§ **Task**: Look through the lines below and extract any with the word "study".

----- Extracted entries -----

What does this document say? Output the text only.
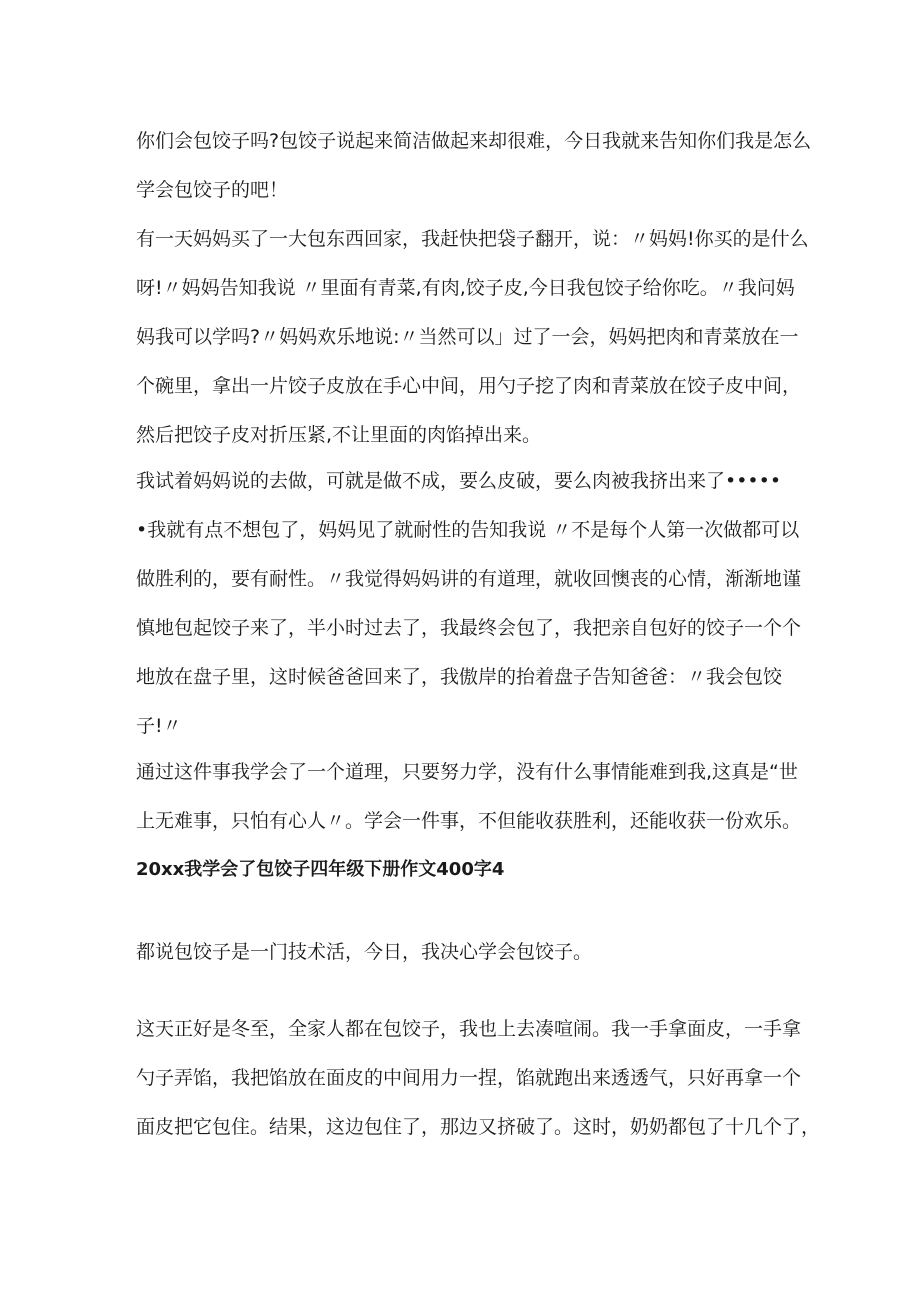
你们会包饺子吗?包饺子说起来简洁做起来却很难，今日我就来告知你们我是怎么
学会包饺子的吧！
有一天妈妈买了一大包东西回家，我赶快把袋子翻开，说：〃妈妈!你买的是什么
呀!〃妈妈告知我说 〃里面有青菜,有肉,饺子皮,今日我包饺子给你吃。〃我问妈
妈我可以学吗?〃妈妈欢乐地说:〃当然可以」过了一会，妈妈把肉和青菜放在一
个碗里，拿出一片饺子皮放在手心中间，用勺子挖了肉和青菜放在饺子皮中间，
然后把饺子皮对折压紧,不让里面的肉馅掉出来。
我试着妈妈说的去做，可就是做不成，要么皮破，要么肉被我挤出来了•••••
•我就有点不想包了，妈妈见了就耐性的告知我说 〃不是每个人第一次做都可以
做胜利的，要有耐性。〃我觉得妈妈讲的有道理，就收回懊丧的心情，渐渐地谨
慎地包起饺子来了，半小时过去了，我最终会包了，我把亲自包好的饺子一个个
地放在盘子里，这时候爸爸回来了，我傲岸的抬着盘子告知爸爸：〃我会包饺
子!〃
通过这件事我学会了一个道理，只要努力学，没有什么事情能难到我,这真是“世
上无难事，只怕有心人〃。学会一件事，不但能收获胜利，还能收获一份欢乐。
20xx我学会了包饺子四年级下册作文400字4
都说包饺子是一门技术活，今日，我决心学会包饺子。
这天正好是冬至，全家人都在包饺子，我也上去凑喧闹。我一手拿面皮，一手拿
勺子弄馅，我把馅放在面皮的中间用力一捏，馅就跑出来透透气，只好再拿一个
面皮把它包住。结果，这边包住了，那边又挤破了。这时，奶奶都包了十几个了，
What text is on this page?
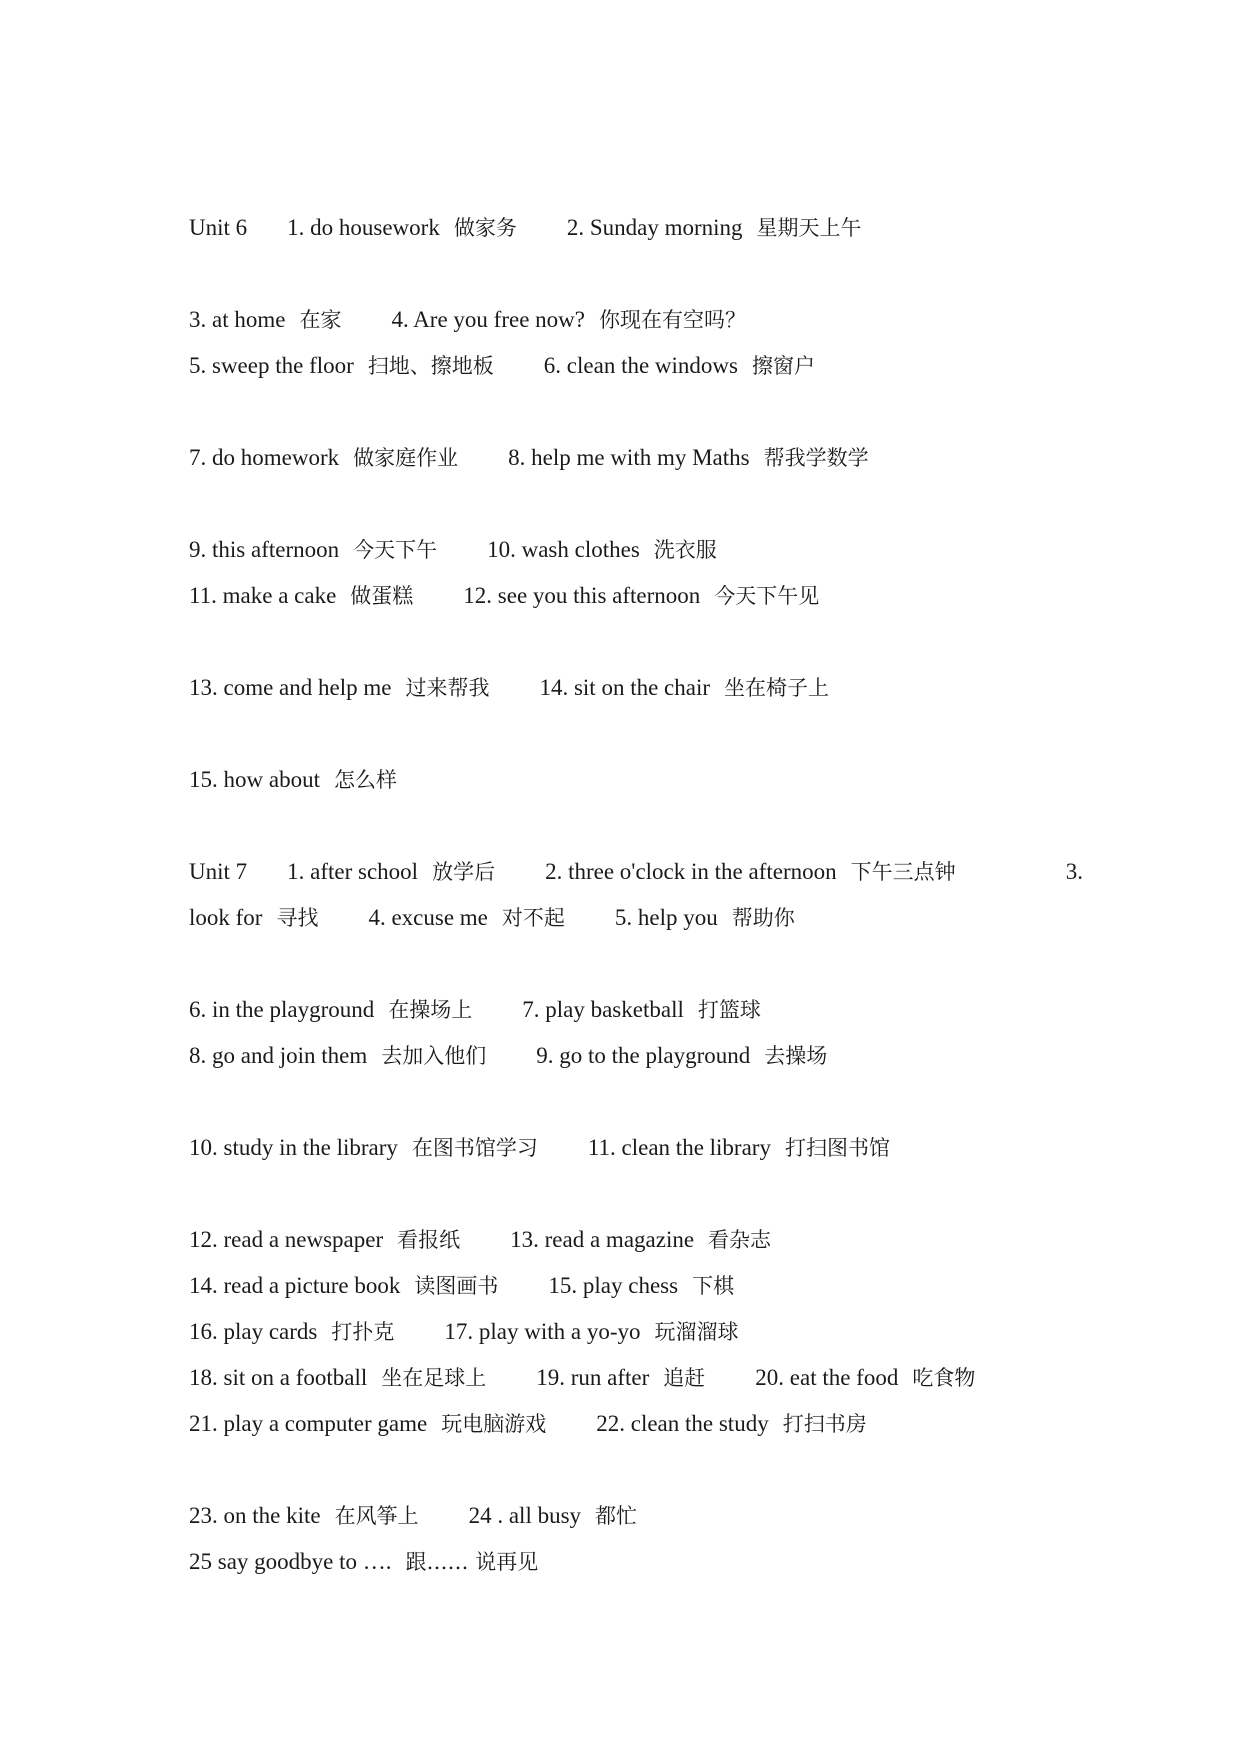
Unit 6 1. do housework 做家务 2. Sunday morning 星期天上午
3. at home 在家 4. Are you free now? 你现在有空吗？
5. sweep the floor 扫地、擦地板 6. clean the windows 擦窗户
7. do homework 做家庭作业 8. help me with my Maths 帮我学数学
9. this afternoon 今天下午 10. wash clothes 洗衣服
11. make a cake 做蛋糕 12. see you this afternoon 今天下午见
13. come and help me 过来帮我 14. sit on the chair 坐在椅子上
15. how about 怎么样
Unit 7 1. after school 放学后 2. three o'clock in the afternoon 下午三点钟	3.
look for 寻找 4. excuse me 对不起 5. help you 帮助你
6. in the playground 在操场上 7. play basketball 打篮球
8. go and join them 去加入他们 9. go to the playground 去操场
10. study in the library 在图书馆学习 11. clean the library 打扫图书馆
12. read a newspaper 看报纸 13. read a magazine 看杂志
14. read a picture book 读图画书 15. play chess 下棋
16. play cards 打扑克 17. play with a yo-yo 玩溜溜球
18. sit on a football 坐在足球上 19. run after 追赶 20. eat the food 吃食物
21. play a computer game 玩电脑游戏 22. clean the study 打扫书房
23. on the kite 在风筝上 24 . all busy 都忙
25 say goodbye to …. 跟…… 说再见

-----

§ **Written solution**:
10. study in the library 在图书馆学习 11. clean the library 打扫图书馆
21. play a computer game 玩电脑游戏 22. clean the study 打扫书房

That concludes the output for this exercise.